**Short problem:** Give the number of lines in this listing that contain the word "structured", and nothing else.

**Material for the task:**
___
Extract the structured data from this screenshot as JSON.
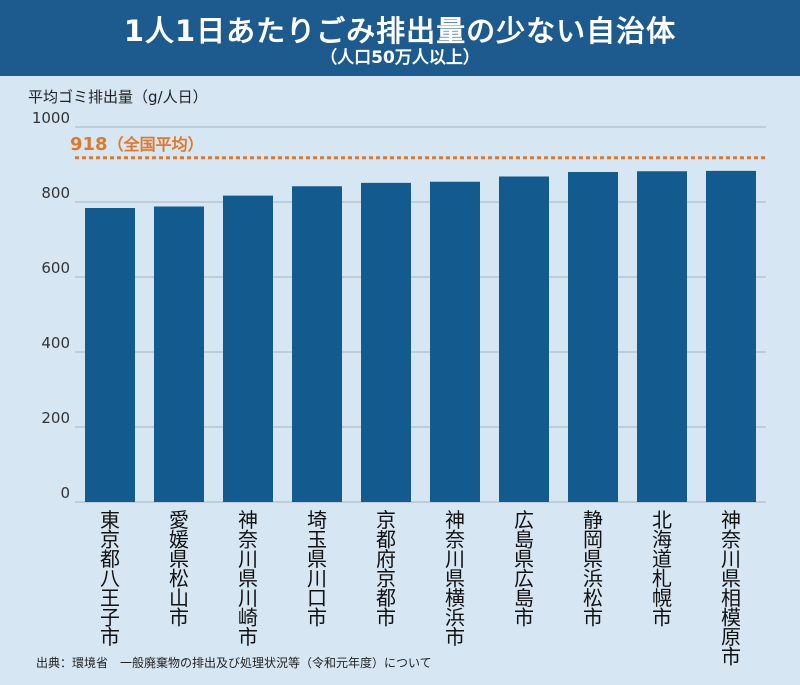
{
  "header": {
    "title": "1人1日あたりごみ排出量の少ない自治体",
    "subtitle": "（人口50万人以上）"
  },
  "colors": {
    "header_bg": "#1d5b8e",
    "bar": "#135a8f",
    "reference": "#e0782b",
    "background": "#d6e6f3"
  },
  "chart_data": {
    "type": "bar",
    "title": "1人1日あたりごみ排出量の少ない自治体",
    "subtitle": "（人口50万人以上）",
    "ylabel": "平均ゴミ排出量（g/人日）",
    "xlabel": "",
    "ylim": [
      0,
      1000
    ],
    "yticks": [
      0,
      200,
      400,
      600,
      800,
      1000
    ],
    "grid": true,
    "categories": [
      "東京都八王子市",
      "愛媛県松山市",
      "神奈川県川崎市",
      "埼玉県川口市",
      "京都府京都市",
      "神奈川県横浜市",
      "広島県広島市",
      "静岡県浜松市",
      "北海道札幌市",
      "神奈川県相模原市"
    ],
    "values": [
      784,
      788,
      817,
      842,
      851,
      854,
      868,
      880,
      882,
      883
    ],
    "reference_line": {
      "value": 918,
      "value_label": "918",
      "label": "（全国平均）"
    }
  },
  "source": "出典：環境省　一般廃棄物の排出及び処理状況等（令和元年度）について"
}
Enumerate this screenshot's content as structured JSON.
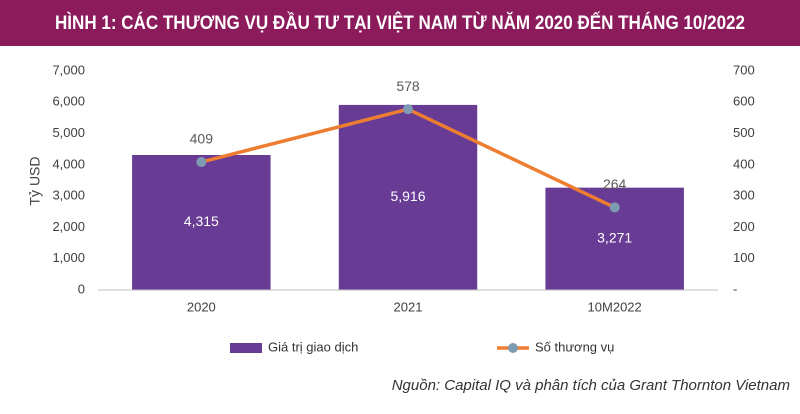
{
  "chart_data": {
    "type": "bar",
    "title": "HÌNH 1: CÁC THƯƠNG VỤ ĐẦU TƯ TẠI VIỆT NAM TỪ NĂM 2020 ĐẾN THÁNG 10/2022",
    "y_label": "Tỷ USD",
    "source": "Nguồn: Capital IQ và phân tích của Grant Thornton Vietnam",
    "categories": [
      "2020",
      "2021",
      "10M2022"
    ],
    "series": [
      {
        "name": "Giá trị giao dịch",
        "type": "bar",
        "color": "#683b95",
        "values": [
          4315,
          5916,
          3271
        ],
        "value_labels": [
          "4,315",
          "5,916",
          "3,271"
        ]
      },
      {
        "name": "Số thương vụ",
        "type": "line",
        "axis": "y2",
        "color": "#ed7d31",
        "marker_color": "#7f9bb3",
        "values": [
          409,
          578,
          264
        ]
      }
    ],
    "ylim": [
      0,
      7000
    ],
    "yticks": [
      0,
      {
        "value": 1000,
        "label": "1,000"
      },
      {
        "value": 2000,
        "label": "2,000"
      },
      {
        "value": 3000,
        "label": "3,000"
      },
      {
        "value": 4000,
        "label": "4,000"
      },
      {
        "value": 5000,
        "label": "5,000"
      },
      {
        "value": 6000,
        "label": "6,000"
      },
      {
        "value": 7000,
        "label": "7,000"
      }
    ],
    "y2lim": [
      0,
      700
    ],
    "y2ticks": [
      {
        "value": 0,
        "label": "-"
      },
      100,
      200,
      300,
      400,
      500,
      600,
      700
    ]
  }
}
___
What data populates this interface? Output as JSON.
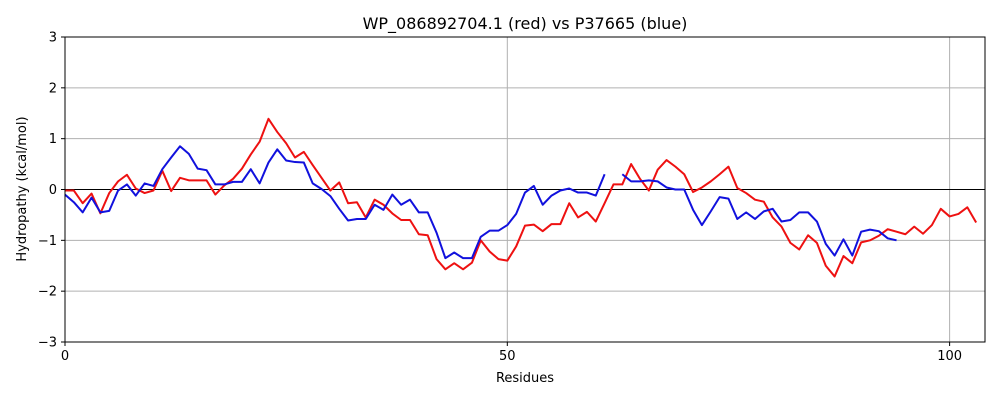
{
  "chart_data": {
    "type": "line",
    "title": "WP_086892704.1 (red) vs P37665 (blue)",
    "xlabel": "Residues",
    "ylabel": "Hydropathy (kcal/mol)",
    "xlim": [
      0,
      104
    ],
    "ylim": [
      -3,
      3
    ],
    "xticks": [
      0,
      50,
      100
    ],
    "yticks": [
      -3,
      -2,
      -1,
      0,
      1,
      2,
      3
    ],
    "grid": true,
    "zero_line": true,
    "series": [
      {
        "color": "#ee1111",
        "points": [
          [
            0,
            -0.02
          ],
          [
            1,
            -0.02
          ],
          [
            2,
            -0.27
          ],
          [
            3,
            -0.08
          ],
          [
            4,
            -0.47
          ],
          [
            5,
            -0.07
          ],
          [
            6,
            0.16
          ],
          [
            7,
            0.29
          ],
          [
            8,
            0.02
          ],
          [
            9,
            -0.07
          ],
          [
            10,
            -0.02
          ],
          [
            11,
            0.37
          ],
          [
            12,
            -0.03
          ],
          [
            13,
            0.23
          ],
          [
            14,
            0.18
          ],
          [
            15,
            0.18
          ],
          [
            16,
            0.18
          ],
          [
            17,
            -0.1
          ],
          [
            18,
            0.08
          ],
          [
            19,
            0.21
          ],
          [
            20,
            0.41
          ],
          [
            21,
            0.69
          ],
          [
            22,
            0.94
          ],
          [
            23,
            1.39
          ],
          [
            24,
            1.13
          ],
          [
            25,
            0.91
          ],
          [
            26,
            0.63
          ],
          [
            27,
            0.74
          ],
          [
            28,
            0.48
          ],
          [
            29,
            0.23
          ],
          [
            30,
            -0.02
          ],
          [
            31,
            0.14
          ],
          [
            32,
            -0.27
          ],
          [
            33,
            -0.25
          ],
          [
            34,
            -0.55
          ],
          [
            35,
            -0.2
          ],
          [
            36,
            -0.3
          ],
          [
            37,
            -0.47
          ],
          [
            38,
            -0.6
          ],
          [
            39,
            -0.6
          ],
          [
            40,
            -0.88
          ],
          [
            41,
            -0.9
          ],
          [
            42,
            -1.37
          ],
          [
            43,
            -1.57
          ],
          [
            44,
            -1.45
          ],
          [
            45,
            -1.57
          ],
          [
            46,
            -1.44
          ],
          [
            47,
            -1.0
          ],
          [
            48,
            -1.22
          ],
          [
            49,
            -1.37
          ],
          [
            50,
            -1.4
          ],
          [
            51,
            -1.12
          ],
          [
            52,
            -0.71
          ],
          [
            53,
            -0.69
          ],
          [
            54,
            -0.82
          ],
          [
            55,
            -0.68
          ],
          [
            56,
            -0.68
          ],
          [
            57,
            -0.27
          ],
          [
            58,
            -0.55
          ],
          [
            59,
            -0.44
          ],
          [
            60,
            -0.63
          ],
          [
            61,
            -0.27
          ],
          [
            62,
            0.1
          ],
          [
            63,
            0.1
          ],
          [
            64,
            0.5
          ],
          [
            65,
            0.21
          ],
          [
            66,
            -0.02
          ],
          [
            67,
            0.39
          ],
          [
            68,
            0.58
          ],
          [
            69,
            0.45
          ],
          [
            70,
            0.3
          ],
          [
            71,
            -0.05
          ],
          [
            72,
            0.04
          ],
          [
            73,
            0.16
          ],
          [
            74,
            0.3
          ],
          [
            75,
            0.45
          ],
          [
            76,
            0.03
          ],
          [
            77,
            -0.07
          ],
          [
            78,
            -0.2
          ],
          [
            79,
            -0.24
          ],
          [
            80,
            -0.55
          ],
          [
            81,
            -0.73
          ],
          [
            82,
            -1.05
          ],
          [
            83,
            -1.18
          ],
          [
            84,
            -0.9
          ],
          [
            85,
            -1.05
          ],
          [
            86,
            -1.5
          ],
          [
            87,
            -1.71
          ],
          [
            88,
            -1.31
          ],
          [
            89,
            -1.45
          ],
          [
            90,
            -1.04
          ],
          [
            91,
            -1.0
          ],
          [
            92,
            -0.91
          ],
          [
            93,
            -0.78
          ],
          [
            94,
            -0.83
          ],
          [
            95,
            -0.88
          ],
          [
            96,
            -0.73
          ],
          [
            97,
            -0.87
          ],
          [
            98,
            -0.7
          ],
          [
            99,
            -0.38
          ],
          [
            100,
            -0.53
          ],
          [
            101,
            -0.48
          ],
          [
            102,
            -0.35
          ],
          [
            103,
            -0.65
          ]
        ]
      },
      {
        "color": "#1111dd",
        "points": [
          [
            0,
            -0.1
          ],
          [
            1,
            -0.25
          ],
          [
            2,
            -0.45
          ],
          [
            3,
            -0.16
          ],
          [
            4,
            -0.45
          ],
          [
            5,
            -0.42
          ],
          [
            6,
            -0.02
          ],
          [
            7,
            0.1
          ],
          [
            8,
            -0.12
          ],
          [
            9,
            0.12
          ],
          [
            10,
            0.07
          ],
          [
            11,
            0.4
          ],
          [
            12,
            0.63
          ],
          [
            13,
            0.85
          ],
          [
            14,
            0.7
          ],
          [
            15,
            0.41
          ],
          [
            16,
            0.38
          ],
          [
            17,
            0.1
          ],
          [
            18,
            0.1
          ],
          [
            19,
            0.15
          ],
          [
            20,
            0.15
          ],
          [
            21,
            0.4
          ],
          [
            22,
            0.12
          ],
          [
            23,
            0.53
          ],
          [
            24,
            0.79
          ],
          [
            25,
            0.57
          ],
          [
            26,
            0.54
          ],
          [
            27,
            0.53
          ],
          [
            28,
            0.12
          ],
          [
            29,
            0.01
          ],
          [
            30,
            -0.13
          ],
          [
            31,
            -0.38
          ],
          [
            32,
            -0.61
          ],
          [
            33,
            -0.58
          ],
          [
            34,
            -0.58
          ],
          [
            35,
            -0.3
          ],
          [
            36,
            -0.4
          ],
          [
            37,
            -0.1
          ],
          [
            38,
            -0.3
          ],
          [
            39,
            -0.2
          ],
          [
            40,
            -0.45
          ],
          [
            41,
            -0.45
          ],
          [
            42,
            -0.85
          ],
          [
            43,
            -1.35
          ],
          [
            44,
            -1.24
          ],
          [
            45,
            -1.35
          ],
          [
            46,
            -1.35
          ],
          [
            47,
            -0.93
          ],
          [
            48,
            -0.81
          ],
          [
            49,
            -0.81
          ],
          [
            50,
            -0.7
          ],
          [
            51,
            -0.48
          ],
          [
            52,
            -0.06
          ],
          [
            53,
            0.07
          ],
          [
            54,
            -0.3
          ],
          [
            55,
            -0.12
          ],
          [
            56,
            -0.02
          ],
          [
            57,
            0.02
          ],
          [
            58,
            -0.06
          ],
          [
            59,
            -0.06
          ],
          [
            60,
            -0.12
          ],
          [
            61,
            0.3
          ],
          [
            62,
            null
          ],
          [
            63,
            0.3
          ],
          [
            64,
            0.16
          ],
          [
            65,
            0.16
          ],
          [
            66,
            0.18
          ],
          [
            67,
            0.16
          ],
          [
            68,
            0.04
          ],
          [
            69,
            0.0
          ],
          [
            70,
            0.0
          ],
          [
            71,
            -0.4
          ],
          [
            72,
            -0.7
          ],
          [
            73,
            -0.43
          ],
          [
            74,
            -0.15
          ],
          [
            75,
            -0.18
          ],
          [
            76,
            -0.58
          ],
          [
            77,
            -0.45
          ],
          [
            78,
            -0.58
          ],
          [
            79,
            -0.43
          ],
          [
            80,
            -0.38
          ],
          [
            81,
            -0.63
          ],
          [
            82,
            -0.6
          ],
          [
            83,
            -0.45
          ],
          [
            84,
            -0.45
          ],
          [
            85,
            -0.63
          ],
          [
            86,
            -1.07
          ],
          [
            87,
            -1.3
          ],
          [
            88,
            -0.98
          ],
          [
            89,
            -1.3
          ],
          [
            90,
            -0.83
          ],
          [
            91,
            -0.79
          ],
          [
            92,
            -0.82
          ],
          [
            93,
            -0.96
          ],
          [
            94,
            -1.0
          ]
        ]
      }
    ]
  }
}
___
**Answer in full:** 2